* TASK GOAL: Pick out all lines of the entries that include the word "this" and copy them.

· · · · · · ·

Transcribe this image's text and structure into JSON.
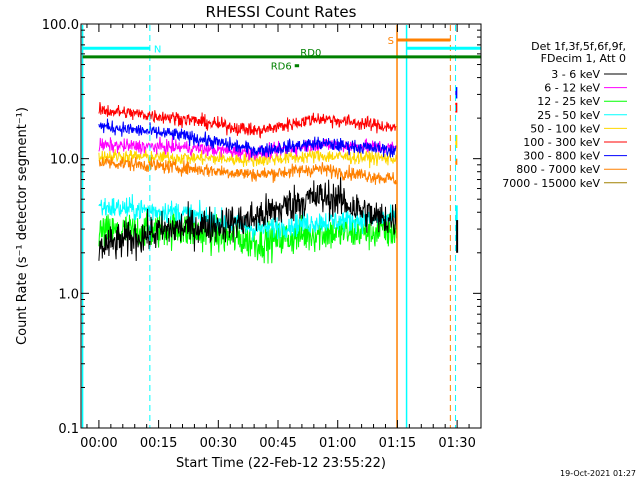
{
  "chart_data": {
    "type": "line",
    "title": "RHESSI Count Rates",
    "xlabel": "Start Time (22-Feb-12 23:55:22)",
    "ylabel": "Count Rate (s⁻¹ detector segment⁻¹)",
    "y_scale": "log",
    "ylim": [
      0.1,
      100.0
    ],
    "y_tick_labels": [
      "0.1",
      "1.0",
      "10.0",
      "100.0"
    ],
    "xlim_minutes": [
      -4.5,
      96
    ],
    "x_tick_labels": [
      "00:00",
      "00:15",
      "00:30",
      "00:45",
      "01:00",
      "01:15",
      "01:30"
    ],
    "legend_placement": "right",
    "legend_header": [
      "Det 1f,3f,5f,6f,9f,",
      "FDecim 1, Att 0"
    ],
    "series": [
      {
        "name": "3 - 6 keV",
        "color": "#000000",
        "data_end_min": 74.8,
        "gaps": [
          [
            0,
            4
          ]
        ],
        "segments": [
          [
            0,
            2.2
          ],
          [
            18,
            3.0
          ],
          [
            36,
            3.4
          ],
          [
            45,
            4.2
          ],
          [
            50,
            4.8
          ],
          [
            55,
            5.2
          ],
          [
            60,
            5.0
          ],
          [
            70,
            3.6
          ],
          [
            74.8,
            3.5
          ]
        ]
      },
      {
        "name": "6 - 12 keV",
        "color": "#ff00ff",
        "data_end_min": 74.8,
        "segments": [
          [
            0,
            12.5
          ],
          [
            20,
            12.2
          ],
          [
            40,
            11.0
          ],
          [
            55,
            12.8
          ],
          [
            74.8,
            12.0
          ]
        ]
      },
      {
        "name": "12 - 25 keV",
        "color": "#00ff00",
        "data_end_min": 74.8,
        "segments": [
          [
            0,
            2.8
          ],
          [
            20,
            3.0
          ],
          [
            40,
            2.4
          ],
          [
            55,
            2.8
          ],
          [
            74.8,
            2.9
          ]
        ]
      },
      {
        "name": "25 - 50 keV",
        "color": "#00ffff",
        "data_end_min": 74.8,
        "segments": [
          [
            0,
            4.4
          ],
          [
            20,
            4.0
          ],
          [
            40,
            3.0
          ],
          [
            55,
            3.4
          ],
          [
            74.8,
            3.6
          ]
        ]
      },
      {
        "name": "50 - 100 keV",
        "color": "#ffd700",
        "data_end_min": 74.8,
        "segments": [
          [
            0,
            10.5
          ],
          [
            20,
            10.2
          ],
          [
            40,
            9.8
          ],
          [
            55,
            10.5
          ],
          [
            74.8,
            10.0
          ]
        ]
      },
      {
        "name": "100 - 300 keV",
        "color": "#ff0000",
        "data_end_min": 74.8,
        "segments": [
          [
            0,
            23
          ],
          [
            20,
            20
          ],
          [
            40,
            16
          ],
          [
            55,
            20
          ],
          [
            74.8,
            17
          ]
        ]
      },
      {
        "name": "300 - 800 keV",
        "color": "#0000ff",
        "data_end_min": 74.8,
        "segments": [
          [
            0,
            17.5
          ],
          [
            20,
            15
          ],
          [
            40,
            11.5
          ],
          [
            55,
            13
          ],
          [
            74.8,
            11.5
          ]
        ]
      },
      {
        "name": "800 - 7000 keV",
        "color": "#ff8000",
        "data_end_min": 74.8,
        "segments": [
          [
            0,
            9.5
          ],
          [
            20,
            8.6
          ],
          [
            40,
            7.6
          ],
          [
            55,
            8.4
          ],
          [
            74.8,
            7.0
          ]
        ]
      },
      {
        "name": "7000 - 15000 keV",
        "color": "#a08000",
        "data_end_min": 74.8,
        "segments": [
          [
            0,
            9.5
          ],
          [
            74.8,
            9.0
          ]
        ]
      }
    ],
    "vertical_lines": [
      {
        "x_min": 12.8,
        "color": "#00ffff",
        "style": "dashed"
      },
      {
        "x_min": 74.9,
        "color": "#ff8000",
        "style": "solid"
      },
      {
        "x_min": 77.3,
        "color": "#00ffff",
        "style": "solid"
      },
      {
        "x_min": 88.3,
        "color": "#ff8000",
        "style": "dashed"
      },
      {
        "x_min": 89.6,
        "color": "#00ffff",
        "style": "dashed"
      },
      {
        "x_min": -4.1,
        "color": "#00ffff",
        "style": "solid"
      }
    ],
    "flag_bars": [
      {
        "label": "N",
        "color": "#00ffff",
        "x_range": [
          -4.1,
          12.8
        ],
        "y": 66
      },
      {
        "label": "RD0",
        "color": "#008000",
        "x_range": [
          -4.1,
          96
        ],
        "y": 57
      },
      {
        "label": "RD6",
        "color": "#008000",
        "x_range": [
          49.2,
          50.3
        ],
        "y": 49
      },
      {
        "label": "S",
        "color": "#ff8000",
        "x_range": [
          74.9,
          88.3
        ],
        "y": 76
      },
      {
        "label": "",
        "color": "#00ffff",
        "x_range": [
          77.3,
          96
        ],
        "y": 66
      }
    ]
  },
  "footer": {
    "timestamp": "19-Oct-2021 01:27"
  }
}
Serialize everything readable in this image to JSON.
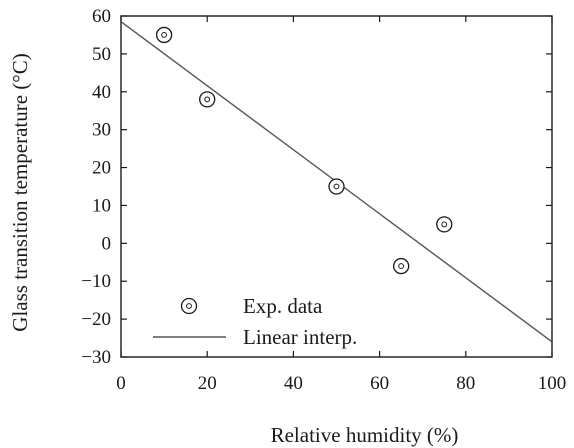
{
  "chart_data": {
    "type": "scatter",
    "xlabel": "Relative humidity (%)",
    "ylabel": "Glass transition temperature (°C)",
    "xlim": [
      0,
      100
    ],
    "ylim": [
      -30,
      60
    ],
    "x_ticks": [
      0,
      20,
      40,
      60,
      80,
      100
    ],
    "y_ticks": [
      -30,
      -20,
      -10,
      0,
      10,
      20,
      30,
      40,
      50,
      60
    ],
    "grid": false,
    "legend_position": "bottom-left",
    "series": [
      {
        "name": "Exp. data",
        "kind": "marker",
        "marker": "double-circle",
        "x": [
          10,
          20,
          50,
          65,
          75
        ],
        "y": [
          55,
          38,
          15,
          -6,
          5
        ]
      },
      {
        "name": "Linear interp.",
        "kind": "line",
        "x": [
          0,
          100
        ],
        "y": [
          58.5,
          -26
        ]
      }
    ],
    "colors": {
      "axes": "#1a1a1a",
      "marker": "#1a1a1a",
      "line": "#555555"
    }
  }
}
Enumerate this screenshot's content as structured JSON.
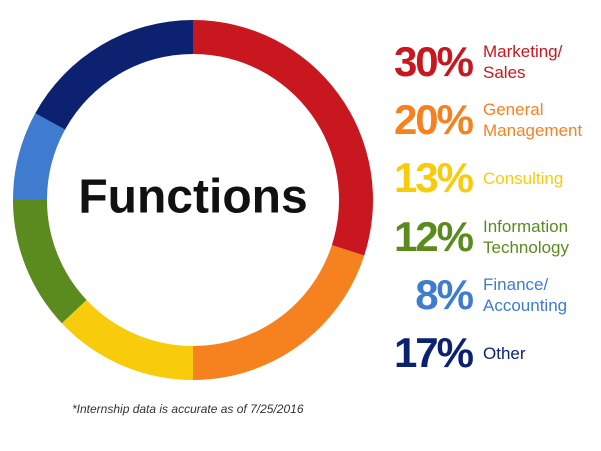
{
  "chart_data": {
    "type": "pie",
    "center_label": "Functions",
    "categories": [
      "Marketing/\nSales",
      "General\nManagement",
      "Consulting",
      "Information\nTechnology",
      "Finance/\nAccounting",
      "Other"
    ],
    "values": [
      30,
      20,
      13,
      12,
      8,
      17
    ],
    "value_labels": [
      "30%",
      "20%",
      "13%",
      "12%",
      "8%",
      "17%"
    ],
    "colors": [
      "#c8171f",
      "#f5821f",
      "#f8cc0a",
      "#5b8a1f",
      "#3f7ccf",
      "#0c2270"
    ],
    "footnote": "*Internship data is accurate as of 7/25/2016"
  }
}
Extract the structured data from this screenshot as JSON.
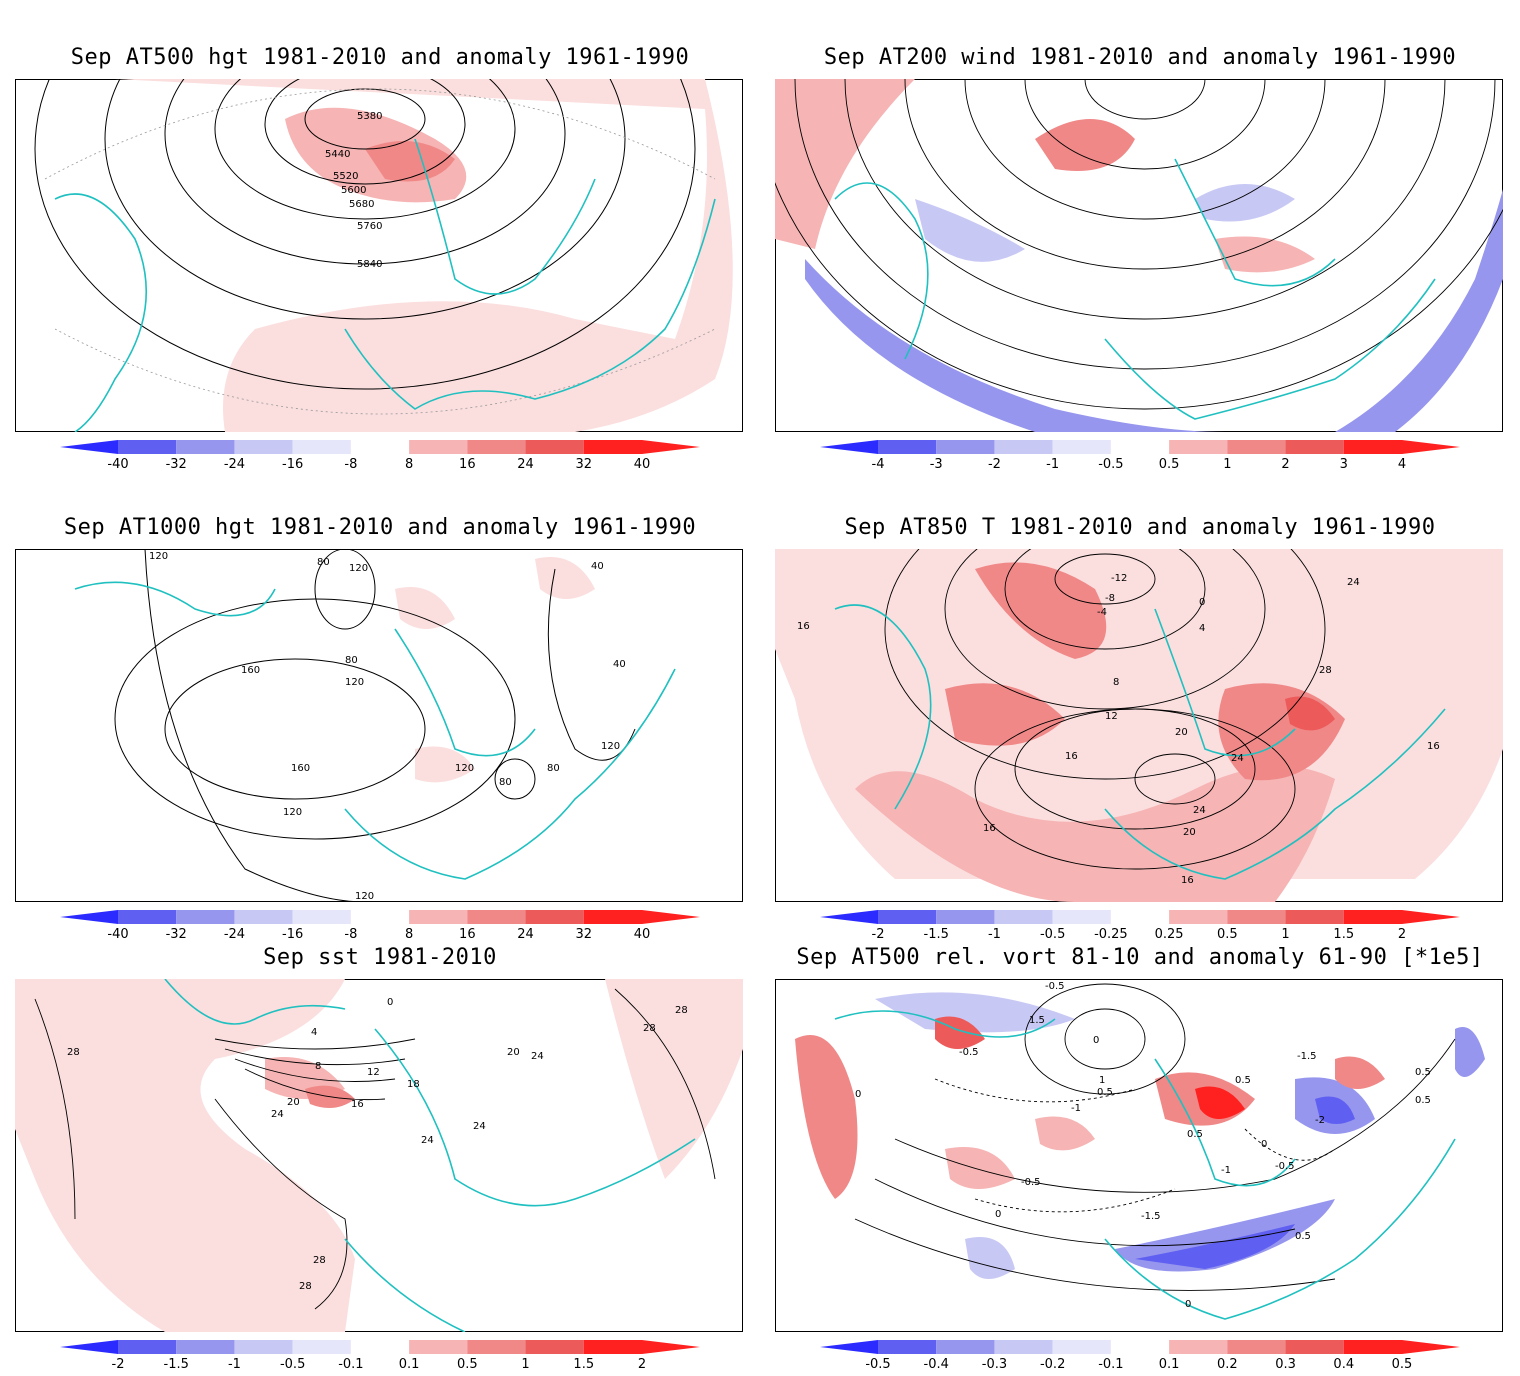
{
  "panels": [
    {
      "id": "p1",
      "title": "Sep AT500 hgt 1981-2010 and anomaly 1961-1990",
      "contour_labels": [
        "5380",
        "5440",
        "5520",
        "5600",
        "5680",
        "5760",
        "5840"
      ],
      "colorbar": {
        "ticks": [
          "-40",
          "-32",
          "-24",
          "-16",
          "-8",
          "8",
          "16",
          "24",
          "32",
          "40"
        ]
      }
    },
    {
      "id": "p2",
      "title": "Sep AT200 wind 1981-2010 and anomaly 1961-1990",
      "contour_labels": [],
      "colorbar": {
        "ticks": [
          "-4",
          "-3",
          "-2",
          "-1",
          "-0.5",
          "0.5",
          "1",
          "2",
          "3",
          "4"
        ]
      }
    },
    {
      "id": "p3",
      "title": "Sep AT1000 hgt 1981-2010 and anomaly 1961-1990",
      "contour_labels": [
        "120",
        "80",
        "120",
        "40",
        "80",
        "40",
        "160",
        "120",
        "160",
        "120",
        "80",
        "120",
        "80",
        "120",
        "120"
      ],
      "colorbar": {
        "ticks": [
          "-40",
          "-32",
          "-24",
          "-16",
          "-8",
          "8",
          "16",
          "24",
          "32",
          "40"
        ]
      }
    },
    {
      "id": "p4",
      "title": "Sep AT850 T 1981-2010 and anomaly 1961-1990",
      "contour_labels": [
        "-12",
        "-8",
        "-4",
        "0",
        "4",
        "8",
        "12",
        "16",
        "20",
        "24",
        "28",
        "24",
        "16",
        "20",
        "24",
        "16",
        "16",
        "16"
      ],
      "colorbar": {
        "ticks": [
          "-2",
          "-1.5",
          "-1",
          "-0.5",
          "-0.25",
          "0.25",
          "0.5",
          "1",
          "1.5",
          "2"
        ]
      }
    },
    {
      "id": "p5",
      "title": "Sep sst 1981-2010",
      "contour_labels": [
        "0",
        "4",
        "8",
        "12",
        "16",
        "20",
        "24",
        "28",
        "28",
        "24",
        "18",
        "24",
        "24",
        "20",
        "28",
        "28",
        "28"
      ],
      "colorbar": {
        "ticks": [
          "-2",
          "-1.5",
          "-1",
          "-0.5",
          "-0.1",
          "0.1",
          "0.5",
          "1",
          "1.5",
          "2"
        ]
      }
    },
    {
      "id": "p6",
      "title": "Sep AT500 rel. vort 81-10 and anomaly 61-90 [*1e5]",
      "contour_labels": [
        "-0.5",
        "1.5",
        "0",
        "-1",
        "0.5",
        "1",
        "-0.5",
        "0.5",
        "-1.5",
        "-2",
        "0.5",
        "-1",
        "0",
        "0.5",
        "-0.5",
        "0",
        "-1.5",
        "-0.5",
        "0",
        "0.5",
        "0.5",
        "0"
      ],
      "colorbar": {
        "ticks": [
          "-0.5",
          "-0.4",
          "-0.3",
          "-0.2",
          "-0.1",
          "0.1",
          "0.2",
          "0.3",
          "0.4",
          "0.5"
        ]
      }
    }
  ],
  "colors": {
    "blue_scale": [
      "#2b2bff",
      "#5f5ff2",
      "#9696ee",
      "#c8c8f5",
      "#e6e6fa"
    ],
    "red_scale": [
      "#fbdede",
      "#f6b4b4",
      "#f08888",
      "#ec5a5a",
      "#ff2020"
    ],
    "coast": "#20c0c0"
  }
}
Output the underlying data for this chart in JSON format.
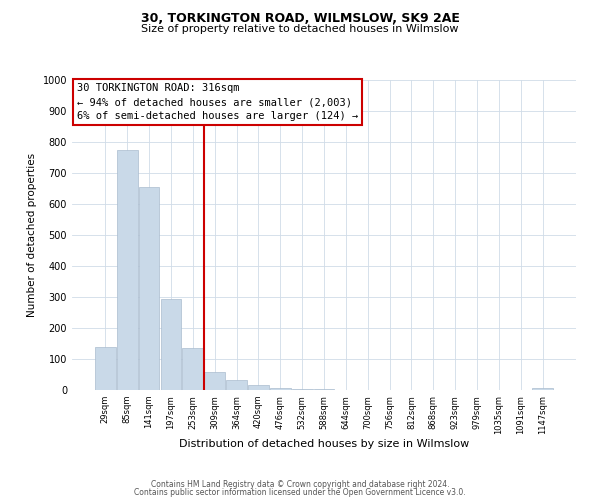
{
  "title": "30, TORKINGTON ROAD, WILMSLOW, SK9 2AE",
  "subtitle": "Size of property relative to detached houses in Wilmslow",
  "xlabel": "Distribution of detached houses by size in Wilmslow",
  "ylabel": "Number of detached properties",
  "bar_labels": [
    "29sqm",
    "85sqm",
    "141sqm",
    "197sqm",
    "253sqm",
    "309sqm",
    "364sqm",
    "420sqm",
    "476sqm",
    "532sqm",
    "588sqm",
    "644sqm",
    "700sqm",
    "756sqm",
    "812sqm",
    "868sqm",
    "923sqm",
    "979sqm",
    "1035sqm",
    "1091sqm",
    "1147sqm"
  ],
  "bar_values": [
    140,
    775,
    655,
    295,
    135,
    57,
    32,
    16,
    8,
    4,
    2,
    1,
    0,
    0,
    0,
    0,
    0,
    0,
    0,
    0,
    5
  ],
  "bar_color": "#c9d9e8",
  "bar_edgecolor": "#aabcce",
  "vline_x_index": 5,
  "annotation_title": "30 TORKINGTON ROAD: 316sqm",
  "annotation_line1": "← 94% of detached houses are smaller (2,003)",
  "annotation_line2": "6% of semi-detached houses are larger (124) →",
  "annotation_box_facecolor": "#ffffff",
  "annotation_box_edgecolor": "#cc0000",
  "vline_color": "#cc0000",
  "ylim": [
    0,
    1000
  ],
  "yticks": [
    0,
    100,
    200,
    300,
    400,
    500,
    600,
    700,
    800,
    900,
    1000
  ],
  "footer1": "Contains HM Land Registry data © Crown copyright and database right 2024.",
  "footer2": "Contains public sector information licensed under the Open Government Licence v3.0.",
  "bg_color": "#ffffff",
  "grid_color": "#d0dce8",
  "title_fontsize": 9,
  "subtitle_fontsize": 8,
  "xlabel_fontsize": 8,
  "ylabel_fontsize": 7.5,
  "tick_fontsize": 7,
  "xtick_fontsize": 6,
  "footer_fontsize": 5.5,
  "annot_fontsize": 7.5
}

· · · · · · ·

* THE COMPLETED TASK:
Transcribe this image's text and structure into JSON.
Serialize everything readable in this image to JSON.
Enumerate this screenshot's content as structured JSON.
Extract the structured data from this screenshot as JSON.
Output the underlying data for this chart in JSON format.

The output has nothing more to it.